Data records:
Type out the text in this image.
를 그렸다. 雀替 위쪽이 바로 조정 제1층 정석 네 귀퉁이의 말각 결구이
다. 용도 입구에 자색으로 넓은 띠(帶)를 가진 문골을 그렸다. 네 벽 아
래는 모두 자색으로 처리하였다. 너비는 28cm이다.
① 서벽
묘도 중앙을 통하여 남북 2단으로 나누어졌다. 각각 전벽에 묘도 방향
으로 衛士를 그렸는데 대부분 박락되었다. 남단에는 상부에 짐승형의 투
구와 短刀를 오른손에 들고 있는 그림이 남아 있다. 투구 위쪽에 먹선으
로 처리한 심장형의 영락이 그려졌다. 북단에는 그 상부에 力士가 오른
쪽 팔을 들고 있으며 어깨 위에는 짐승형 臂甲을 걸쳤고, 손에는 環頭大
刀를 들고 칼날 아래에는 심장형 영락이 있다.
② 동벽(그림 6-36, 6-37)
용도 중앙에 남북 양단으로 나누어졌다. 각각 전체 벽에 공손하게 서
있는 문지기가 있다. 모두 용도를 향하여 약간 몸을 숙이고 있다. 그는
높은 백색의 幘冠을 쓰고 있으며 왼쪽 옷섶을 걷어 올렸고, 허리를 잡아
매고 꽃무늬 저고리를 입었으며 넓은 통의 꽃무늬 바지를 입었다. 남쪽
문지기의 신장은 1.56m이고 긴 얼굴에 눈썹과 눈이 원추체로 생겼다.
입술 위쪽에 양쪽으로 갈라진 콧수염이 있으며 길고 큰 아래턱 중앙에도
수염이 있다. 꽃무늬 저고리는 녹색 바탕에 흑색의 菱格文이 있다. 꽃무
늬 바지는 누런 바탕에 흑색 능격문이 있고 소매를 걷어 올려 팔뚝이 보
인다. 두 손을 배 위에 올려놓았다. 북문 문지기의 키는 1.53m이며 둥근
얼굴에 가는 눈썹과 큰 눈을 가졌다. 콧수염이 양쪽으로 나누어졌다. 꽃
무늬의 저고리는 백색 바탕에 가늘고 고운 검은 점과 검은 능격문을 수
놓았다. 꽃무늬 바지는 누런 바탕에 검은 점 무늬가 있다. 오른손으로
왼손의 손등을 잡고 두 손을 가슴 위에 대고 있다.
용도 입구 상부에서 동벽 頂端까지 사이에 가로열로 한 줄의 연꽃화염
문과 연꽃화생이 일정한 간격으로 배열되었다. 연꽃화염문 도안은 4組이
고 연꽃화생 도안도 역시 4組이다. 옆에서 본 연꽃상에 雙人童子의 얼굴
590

TASK REQUIREMENTS: Identify all lines in the records above with the word "저고리는".

SOLUTION FOR THIS EXERCISE:
수염이 있다. 꽃무늬 저고리는 녹색 바탕에 흑색의 菱格文이 있다. 꽃무
무늬의 저고리는 백색 바탕에 가늘고 고운 검은 점과 검은 능격문을 수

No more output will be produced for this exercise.